● TASK REQUIREMENTS
Your job is to return every line in the data holding the string "Identification".

● MATERIAL SHOWN
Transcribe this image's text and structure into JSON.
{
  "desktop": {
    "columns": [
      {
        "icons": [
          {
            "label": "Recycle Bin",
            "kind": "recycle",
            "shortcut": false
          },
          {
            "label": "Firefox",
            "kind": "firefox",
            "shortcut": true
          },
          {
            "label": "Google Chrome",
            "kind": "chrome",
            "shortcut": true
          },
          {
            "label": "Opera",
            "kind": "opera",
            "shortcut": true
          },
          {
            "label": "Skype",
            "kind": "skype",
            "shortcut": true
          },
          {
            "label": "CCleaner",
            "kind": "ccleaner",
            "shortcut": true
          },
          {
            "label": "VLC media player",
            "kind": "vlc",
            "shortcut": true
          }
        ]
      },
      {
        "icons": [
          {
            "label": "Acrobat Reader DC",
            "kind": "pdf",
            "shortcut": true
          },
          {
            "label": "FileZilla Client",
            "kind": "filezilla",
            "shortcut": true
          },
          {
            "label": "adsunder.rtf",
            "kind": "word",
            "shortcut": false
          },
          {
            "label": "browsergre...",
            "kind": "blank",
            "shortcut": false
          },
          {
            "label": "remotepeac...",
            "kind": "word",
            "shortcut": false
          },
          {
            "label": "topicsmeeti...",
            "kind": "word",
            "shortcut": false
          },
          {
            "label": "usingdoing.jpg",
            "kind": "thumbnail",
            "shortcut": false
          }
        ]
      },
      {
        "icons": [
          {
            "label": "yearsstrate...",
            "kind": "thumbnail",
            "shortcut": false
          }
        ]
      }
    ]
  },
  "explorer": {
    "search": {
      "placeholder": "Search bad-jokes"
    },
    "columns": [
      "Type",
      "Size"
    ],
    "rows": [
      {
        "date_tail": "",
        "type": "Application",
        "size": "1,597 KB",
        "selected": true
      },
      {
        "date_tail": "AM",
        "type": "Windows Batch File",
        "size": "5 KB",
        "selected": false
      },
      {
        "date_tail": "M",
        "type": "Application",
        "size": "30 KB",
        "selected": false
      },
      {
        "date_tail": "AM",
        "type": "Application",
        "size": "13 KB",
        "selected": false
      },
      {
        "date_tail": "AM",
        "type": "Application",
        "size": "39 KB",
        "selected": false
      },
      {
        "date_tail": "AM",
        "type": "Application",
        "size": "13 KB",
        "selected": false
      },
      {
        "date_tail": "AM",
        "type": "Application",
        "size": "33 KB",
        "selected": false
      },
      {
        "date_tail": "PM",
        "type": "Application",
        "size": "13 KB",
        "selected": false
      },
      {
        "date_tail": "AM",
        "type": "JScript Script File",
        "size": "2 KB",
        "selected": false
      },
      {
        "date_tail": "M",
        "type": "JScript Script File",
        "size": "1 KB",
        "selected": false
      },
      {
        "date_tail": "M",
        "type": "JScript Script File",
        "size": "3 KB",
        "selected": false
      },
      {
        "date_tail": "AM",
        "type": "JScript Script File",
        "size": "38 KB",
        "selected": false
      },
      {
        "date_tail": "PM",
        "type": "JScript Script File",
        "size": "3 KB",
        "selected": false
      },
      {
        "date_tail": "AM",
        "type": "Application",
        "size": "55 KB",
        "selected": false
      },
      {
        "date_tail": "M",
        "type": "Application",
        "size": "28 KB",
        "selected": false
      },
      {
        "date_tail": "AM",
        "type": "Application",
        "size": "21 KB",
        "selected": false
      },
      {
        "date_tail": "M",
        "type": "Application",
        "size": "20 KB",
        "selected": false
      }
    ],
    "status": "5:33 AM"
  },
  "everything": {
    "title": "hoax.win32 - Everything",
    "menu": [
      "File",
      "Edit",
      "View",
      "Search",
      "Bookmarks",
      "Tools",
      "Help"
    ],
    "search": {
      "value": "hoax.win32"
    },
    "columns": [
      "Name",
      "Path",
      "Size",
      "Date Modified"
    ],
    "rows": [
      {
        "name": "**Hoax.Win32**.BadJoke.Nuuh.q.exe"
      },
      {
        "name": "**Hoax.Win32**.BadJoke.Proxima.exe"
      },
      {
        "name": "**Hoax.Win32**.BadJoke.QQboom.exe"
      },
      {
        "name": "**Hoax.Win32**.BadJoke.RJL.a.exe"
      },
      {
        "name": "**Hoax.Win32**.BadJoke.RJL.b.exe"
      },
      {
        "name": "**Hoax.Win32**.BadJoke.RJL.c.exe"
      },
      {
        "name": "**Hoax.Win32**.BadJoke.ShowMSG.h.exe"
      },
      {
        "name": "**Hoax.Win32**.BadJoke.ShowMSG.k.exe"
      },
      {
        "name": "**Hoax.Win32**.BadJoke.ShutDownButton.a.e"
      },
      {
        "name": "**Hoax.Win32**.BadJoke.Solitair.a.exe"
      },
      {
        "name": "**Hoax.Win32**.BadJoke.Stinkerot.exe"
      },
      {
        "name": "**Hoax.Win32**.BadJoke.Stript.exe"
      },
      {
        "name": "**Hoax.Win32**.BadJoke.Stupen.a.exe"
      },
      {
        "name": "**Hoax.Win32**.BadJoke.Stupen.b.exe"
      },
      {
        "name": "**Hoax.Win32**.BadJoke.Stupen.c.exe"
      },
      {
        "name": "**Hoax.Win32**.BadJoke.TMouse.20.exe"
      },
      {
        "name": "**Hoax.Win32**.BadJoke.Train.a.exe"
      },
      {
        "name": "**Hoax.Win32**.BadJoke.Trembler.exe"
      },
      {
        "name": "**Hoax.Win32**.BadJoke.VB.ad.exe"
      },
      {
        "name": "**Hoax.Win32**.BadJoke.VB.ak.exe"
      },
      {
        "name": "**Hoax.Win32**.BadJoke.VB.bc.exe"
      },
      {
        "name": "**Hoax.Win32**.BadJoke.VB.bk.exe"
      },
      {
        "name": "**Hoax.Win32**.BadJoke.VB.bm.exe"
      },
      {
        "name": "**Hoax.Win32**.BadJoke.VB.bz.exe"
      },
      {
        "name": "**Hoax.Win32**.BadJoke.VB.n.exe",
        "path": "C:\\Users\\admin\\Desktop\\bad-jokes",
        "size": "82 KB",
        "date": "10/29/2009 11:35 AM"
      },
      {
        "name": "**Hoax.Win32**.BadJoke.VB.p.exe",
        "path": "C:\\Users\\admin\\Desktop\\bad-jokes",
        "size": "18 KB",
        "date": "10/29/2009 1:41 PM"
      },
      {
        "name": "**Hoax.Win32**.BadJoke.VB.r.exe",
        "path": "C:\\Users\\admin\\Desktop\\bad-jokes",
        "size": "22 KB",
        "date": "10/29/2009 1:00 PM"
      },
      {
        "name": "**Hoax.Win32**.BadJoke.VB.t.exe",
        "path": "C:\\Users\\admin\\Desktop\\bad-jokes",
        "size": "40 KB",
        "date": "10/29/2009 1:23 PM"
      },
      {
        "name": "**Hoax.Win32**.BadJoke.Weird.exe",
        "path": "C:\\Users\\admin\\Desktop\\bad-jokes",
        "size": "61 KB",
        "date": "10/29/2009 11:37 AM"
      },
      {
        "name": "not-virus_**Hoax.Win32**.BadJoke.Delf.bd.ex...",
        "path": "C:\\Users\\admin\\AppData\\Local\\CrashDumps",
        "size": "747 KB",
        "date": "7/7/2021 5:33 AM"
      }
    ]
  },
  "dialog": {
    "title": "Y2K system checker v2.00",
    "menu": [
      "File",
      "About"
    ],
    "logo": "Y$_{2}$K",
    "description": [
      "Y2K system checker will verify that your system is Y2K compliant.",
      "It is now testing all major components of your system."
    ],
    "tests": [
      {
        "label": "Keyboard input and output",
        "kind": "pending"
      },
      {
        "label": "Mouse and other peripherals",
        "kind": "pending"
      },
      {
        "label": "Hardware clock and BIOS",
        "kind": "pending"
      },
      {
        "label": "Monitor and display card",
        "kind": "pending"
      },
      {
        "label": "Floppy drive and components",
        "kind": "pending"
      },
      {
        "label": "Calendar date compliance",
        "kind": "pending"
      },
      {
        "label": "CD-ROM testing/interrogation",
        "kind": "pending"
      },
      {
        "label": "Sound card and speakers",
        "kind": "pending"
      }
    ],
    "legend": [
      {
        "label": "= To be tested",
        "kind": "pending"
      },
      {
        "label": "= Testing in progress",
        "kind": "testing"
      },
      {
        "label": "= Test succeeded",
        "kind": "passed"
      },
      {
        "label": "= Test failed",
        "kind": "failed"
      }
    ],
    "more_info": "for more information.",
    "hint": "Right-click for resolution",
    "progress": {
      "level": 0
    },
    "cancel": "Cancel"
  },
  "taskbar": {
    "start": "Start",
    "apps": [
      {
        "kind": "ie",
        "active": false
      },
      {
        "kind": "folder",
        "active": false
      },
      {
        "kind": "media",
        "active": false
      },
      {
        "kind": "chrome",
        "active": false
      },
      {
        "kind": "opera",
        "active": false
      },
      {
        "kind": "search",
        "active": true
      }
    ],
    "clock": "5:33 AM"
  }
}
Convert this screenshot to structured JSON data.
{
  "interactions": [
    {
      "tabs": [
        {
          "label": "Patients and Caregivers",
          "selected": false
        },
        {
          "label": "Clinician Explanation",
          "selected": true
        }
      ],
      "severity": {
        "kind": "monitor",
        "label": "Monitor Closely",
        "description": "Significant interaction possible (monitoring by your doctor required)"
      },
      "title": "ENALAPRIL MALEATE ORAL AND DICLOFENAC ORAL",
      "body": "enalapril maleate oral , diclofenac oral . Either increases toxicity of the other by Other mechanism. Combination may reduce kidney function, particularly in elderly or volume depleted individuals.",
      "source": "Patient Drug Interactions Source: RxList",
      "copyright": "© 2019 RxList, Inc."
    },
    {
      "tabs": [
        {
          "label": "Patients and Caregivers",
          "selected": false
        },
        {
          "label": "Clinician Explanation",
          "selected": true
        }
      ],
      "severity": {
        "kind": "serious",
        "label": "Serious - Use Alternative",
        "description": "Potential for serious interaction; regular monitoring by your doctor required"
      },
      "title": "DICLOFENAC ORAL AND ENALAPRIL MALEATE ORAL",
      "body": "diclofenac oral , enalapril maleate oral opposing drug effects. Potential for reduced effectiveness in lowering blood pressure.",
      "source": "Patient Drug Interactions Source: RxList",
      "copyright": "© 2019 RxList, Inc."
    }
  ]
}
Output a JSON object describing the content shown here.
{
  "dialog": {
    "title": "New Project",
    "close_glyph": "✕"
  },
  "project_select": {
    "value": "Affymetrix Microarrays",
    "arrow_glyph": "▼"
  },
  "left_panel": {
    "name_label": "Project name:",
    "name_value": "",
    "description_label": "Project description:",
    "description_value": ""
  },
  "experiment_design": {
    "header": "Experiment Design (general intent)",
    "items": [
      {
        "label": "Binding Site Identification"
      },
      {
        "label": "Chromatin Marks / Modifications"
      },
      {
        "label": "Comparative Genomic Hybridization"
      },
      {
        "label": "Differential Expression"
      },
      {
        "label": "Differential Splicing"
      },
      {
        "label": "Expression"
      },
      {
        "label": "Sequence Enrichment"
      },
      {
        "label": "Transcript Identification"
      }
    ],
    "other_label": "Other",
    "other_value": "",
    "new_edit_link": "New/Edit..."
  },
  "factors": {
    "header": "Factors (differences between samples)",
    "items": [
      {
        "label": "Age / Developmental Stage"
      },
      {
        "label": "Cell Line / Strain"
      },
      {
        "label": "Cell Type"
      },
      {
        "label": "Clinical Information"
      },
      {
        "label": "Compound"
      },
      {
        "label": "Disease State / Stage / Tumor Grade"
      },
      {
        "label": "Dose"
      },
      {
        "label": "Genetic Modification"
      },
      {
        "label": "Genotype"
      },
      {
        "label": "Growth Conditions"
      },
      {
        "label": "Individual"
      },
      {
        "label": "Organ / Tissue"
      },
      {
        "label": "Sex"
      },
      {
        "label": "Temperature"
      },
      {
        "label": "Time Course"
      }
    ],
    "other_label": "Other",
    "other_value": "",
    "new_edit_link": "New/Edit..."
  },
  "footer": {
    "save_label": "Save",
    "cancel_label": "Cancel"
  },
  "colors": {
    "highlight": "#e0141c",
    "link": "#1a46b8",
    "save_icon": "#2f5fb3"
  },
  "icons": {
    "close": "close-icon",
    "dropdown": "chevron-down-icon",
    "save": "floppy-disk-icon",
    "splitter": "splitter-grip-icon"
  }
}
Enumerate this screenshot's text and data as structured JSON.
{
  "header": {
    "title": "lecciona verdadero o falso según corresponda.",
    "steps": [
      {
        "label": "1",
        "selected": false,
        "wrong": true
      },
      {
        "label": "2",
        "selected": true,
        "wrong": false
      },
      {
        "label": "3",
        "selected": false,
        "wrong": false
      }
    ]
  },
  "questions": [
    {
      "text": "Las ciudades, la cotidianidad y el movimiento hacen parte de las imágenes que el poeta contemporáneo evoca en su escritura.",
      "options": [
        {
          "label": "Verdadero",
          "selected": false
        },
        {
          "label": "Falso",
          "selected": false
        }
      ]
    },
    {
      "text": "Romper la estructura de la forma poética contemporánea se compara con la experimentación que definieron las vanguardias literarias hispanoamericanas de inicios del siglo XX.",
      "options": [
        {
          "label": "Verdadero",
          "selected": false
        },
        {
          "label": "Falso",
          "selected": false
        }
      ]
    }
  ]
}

● OUTPUT OF THE TASK
        "label": "Binding Site Identification"
        "label": "Transcript Identification"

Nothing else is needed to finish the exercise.